## [What you should do]
Lines that contain the string "morph" are to be copied; leave out all others.

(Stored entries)
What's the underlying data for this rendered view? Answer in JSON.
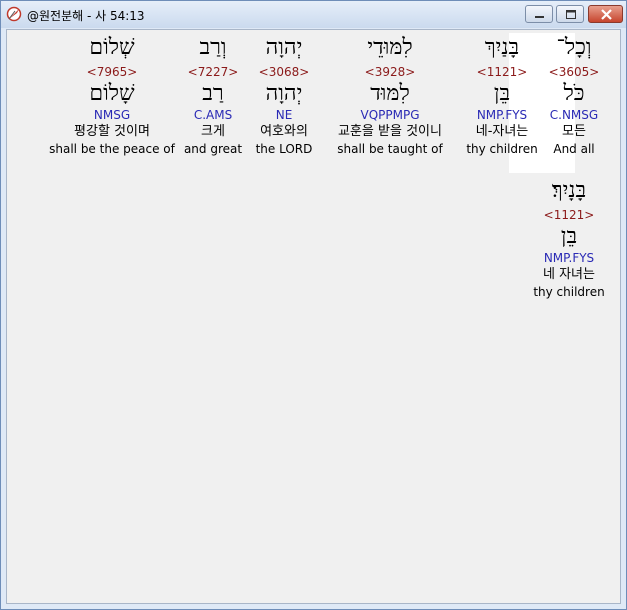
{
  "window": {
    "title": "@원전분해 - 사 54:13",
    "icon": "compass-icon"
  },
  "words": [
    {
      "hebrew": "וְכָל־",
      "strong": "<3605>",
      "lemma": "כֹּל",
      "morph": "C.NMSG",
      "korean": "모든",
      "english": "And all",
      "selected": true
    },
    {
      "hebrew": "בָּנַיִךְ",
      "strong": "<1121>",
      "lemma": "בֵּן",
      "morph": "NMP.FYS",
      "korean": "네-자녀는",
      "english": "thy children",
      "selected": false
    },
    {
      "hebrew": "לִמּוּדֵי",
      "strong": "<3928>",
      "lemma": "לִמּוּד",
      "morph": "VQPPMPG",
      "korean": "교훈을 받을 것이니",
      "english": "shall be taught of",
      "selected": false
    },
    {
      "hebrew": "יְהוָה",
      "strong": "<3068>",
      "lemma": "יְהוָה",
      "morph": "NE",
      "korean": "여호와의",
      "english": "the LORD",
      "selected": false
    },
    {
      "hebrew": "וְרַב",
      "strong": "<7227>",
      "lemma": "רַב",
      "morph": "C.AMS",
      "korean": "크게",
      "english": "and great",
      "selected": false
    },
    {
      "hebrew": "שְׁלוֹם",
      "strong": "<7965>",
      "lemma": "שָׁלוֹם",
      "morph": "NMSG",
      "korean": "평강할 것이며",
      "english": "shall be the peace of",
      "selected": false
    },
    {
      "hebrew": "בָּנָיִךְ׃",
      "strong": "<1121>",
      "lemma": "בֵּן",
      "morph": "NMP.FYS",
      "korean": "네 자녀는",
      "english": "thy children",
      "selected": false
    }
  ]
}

## [Solution for this task]
      "morph": "C.NMSG",
      "morph": "NMP.FYS",
      "morph": "VQPPMPG",
      "morph": "NE",
      "morph": "C.AMS",
      "morph": "NMSG",
      "morph": "NMP.FYS",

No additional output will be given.